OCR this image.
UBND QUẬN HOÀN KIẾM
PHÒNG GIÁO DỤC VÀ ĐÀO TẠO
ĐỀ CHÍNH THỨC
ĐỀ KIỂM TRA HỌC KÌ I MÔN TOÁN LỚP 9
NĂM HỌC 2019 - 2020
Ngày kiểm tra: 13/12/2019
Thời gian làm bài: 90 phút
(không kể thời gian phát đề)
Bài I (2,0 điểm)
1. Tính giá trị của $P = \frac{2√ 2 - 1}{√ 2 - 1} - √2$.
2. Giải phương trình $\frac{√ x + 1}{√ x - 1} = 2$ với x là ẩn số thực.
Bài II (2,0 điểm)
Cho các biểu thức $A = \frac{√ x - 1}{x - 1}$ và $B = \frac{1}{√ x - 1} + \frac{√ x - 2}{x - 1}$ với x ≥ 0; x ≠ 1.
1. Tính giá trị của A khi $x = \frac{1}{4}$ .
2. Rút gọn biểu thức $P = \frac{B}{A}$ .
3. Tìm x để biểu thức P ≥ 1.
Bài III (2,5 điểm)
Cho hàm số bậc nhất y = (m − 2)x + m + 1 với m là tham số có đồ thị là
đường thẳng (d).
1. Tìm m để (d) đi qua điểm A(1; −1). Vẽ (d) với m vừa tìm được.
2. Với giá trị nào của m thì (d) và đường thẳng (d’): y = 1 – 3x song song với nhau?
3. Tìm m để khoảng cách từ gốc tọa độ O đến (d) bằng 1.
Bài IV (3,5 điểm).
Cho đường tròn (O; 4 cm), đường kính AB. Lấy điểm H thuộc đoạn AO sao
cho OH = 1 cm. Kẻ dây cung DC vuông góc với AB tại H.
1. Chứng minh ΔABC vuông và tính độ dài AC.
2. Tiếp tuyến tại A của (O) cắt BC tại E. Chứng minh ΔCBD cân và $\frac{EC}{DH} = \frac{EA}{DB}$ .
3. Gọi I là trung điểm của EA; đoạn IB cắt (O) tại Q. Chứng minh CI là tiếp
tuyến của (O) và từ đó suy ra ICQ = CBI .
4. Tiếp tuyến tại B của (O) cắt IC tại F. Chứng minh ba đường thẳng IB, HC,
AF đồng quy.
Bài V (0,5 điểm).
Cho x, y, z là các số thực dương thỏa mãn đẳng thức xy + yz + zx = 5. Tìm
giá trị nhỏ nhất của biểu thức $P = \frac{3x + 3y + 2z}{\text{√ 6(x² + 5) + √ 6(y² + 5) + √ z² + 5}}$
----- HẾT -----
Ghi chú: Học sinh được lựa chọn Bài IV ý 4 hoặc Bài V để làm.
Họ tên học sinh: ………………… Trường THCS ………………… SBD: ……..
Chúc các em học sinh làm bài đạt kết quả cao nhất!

◆ ◆ ◆ ◆ ◆

» **Written exercise**
The records above are to be repeated exactly, in their entirety.

» **Answer to the problem**
OCR this image.
UBND QUẬN HOÀN KIẾM
PHÒNG GIÁO DỤC VÀ ĐÀO TẠO
ĐỀ CHÍNH THỨC
ĐỀ KIỂM TRA HỌC KÌ I MÔN TOÁN LỚP 9
NĂM HỌC 2019 - 2020
Ngày kiểm tra: 13/12/2019
Thời gian làm bài: 90 phút
(không kể thời gian phát đề)
Bài I (2,0 điểm)
1. Tính giá trị của $P = \frac{2√ 2 - 1}{√ 2 - 1} - √2$.
2. Giải phương trình $\frac{√ x + 1}{√ x - 1} = 2$ với x là ẩn số thực.
Bài II (2,0 điểm)
Cho các biểu thức $A = \frac{√ x - 1}{x - 1}$ và $B = \frac{1}{√ x - 1} + \frac{√ x - 2}{x - 1}$ với x ≥ 0; x ≠ 1.
1. Tính giá trị của A khi $x = \frac{1}{4}$ .
2. Rút gọn biểu thức $P = \frac{B}{A}$ .
3. Tìm x để biểu thức P ≥ 1.
Bài III (2,5 điểm)
Cho hàm số bậc nhất y = (m − 2)x + m + 1 với m là tham số có đồ thị là
đường thẳng (d).
1. Tìm m để (d) đi qua điểm A(1; −1). Vẽ (d) với m vừa tìm được.
2. Với giá trị nào của m thì (d) và đường thẳng (d’): y = 1 – 3x song song với nhau?
3. Tìm m để khoảng cách từ gốc tọa độ O đến (d) bằng 1.
Bài IV (3,5 điểm).
Cho đường tròn (O; 4 cm), đường kính AB. Lấy điểm H thuộc đoạn AO sao
cho OH = 1 cm. Kẻ dây cung DC vuông góc với AB tại H.
1. Chứng minh ΔABC vuông và tính độ dài AC.
2. Tiếp tuyến tại A của (O) cắt BC tại E. Chứng minh ΔCBD cân và $\frac{EC}{DH} = \frac{EA}{DB}$ .
3. Gọi I là trung điểm của EA; đoạn IB cắt (O) tại Q. Chứng minh CI là tiếp
tuyến của (O) và từ đó suy ra ICQ = CBI .
4. Tiếp tuyến tại B của (O) cắt IC tại F. Chứng minh ba đường thẳng IB, HC,
AF đồng quy.
Bài V (0,5 điểm).
Cho x, y, z là các số thực dương thỏa mãn đẳng thức xy + yz + zx = 5. Tìm
giá trị nhỏ nhất của biểu thức $P = \frac{3x + 3y + 2z}{\text{√ 6(x² + 5) + √ 6(y² + 5) + √ z² + 5}}$
----- HẾT -----
Ghi chú: Học sinh được lựa chọn Bài IV ý 4 hoặc Bài V để làm.
Họ tên học sinh: ………………… Trường THCS ………………… SBD: ……..
Chúc các em học sinh làm bài đạt kết quả cao nhất!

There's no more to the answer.